━━ EXERCISE DATA

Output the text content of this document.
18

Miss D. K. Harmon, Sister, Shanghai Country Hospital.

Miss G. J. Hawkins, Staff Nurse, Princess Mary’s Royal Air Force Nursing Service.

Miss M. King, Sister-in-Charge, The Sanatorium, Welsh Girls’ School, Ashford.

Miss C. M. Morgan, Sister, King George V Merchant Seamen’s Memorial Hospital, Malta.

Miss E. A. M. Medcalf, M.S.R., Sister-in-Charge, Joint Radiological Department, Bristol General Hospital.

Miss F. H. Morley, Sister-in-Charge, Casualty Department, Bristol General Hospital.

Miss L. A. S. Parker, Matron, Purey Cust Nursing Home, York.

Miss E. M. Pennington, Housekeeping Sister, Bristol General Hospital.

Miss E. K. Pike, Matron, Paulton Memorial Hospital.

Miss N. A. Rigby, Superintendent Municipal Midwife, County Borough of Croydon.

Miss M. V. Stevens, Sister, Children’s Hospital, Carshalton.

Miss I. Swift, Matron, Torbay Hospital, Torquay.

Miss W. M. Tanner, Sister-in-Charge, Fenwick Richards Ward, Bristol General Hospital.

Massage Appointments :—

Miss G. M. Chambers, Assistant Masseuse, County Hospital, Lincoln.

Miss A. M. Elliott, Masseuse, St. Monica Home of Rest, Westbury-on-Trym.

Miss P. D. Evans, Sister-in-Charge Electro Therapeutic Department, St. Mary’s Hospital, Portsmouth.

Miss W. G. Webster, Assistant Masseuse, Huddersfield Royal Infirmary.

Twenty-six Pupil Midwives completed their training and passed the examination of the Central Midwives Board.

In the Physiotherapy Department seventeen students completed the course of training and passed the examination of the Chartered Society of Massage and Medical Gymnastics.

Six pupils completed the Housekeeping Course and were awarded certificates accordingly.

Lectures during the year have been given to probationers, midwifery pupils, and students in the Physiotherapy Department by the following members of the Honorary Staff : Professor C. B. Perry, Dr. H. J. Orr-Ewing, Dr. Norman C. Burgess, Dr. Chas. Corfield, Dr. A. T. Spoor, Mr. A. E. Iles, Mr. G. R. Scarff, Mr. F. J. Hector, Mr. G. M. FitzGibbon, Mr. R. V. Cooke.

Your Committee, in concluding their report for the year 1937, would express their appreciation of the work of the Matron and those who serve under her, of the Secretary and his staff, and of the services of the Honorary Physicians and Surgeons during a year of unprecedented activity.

━━━━

# [SHORT PROBLEM]
All of the data shown above must be copied exactly.

# [FINISHED TASK]
Output the text content of this document.
18

Miss D. K. Harmon, Sister, Shanghai Country Hospital.

Miss G. J. Hawkins, Staff Nurse, Princess Mary’s Royal Air Force Nursing Service.

Miss M. King, Sister-in-Charge, The Sanatorium, Welsh Girls’ School, Ashford.

Miss C. M. Morgan, Sister, King George V Merchant Seamen’s Memorial Hospital, Malta.

Miss E. A. M. Medcalf, M.S.R., Sister-in-Charge, Joint Radiological Department, Bristol General Hospital.

Miss F. H. Morley, Sister-in-Charge, Casualty Department, Bristol General Hospital.

Miss L. A. S. Parker, Matron, Purey Cust Nursing Home, York.

Miss E. M. Pennington, Housekeeping Sister, Bristol General Hospital.

Miss E. K. Pike, Matron, Paulton Memorial Hospital.

Miss N. A. Rigby, Superintendent Municipal Midwife, County Borough of Croydon.

Miss M. V. Stevens, Sister, Children’s Hospital, Carshalton.

Miss I. Swift, Matron, Torbay Hospital, Torquay.

Miss W. M. Tanner, Sister-in-Charge, Fenwick Richards Ward, Bristol General Hospital.

Massage Appointments :—

Miss G. M. Chambers, Assistant Masseuse, County Hospital, Lincoln.

Miss A. M. Elliott, Masseuse, St. Monica Home of Rest, Westbury-on-Trym.

Miss P. D. Evans, Sister-in-Charge Electro Therapeutic Department, St. Mary’s Hospital, Portsmouth.

Miss W. G. Webster, Assistant Masseuse, Huddersfield Royal Infirmary.

Twenty-six Pupil Midwives completed their training and passed the examination of the Central Midwives Board.

In the Physiotherapy Department seventeen students completed the course of training and passed the examination of the Chartered Society of Massage and Medical Gymnastics.

Six pupils completed the Housekeeping Course and were awarded certificates accordingly.

Lectures during the year have been given to probationers, midwifery pupils, and students in the Physiotherapy Department by the following members of the Honorary Staff : Professor C. B. Perry, Dr. H. J. Orr-Ewing, Dr. Norman C. Burgess, Dr. Chas. Corfield, Dr. A. T. Spoor, Mr. A. E. Iles, Mr. G. R. Scarff, Mr. F. J. Hector, Mr. G. M. FitzGibbon, Mr. R. V. Cooke.

Your Committee, in concluding their report for the year 1937, would express their appreciation of the work of the Matron and those who serve under her, of the Secretary and his staff, and of the services of the Honorary Physicians and Surgeons during a year of unprecedented activity.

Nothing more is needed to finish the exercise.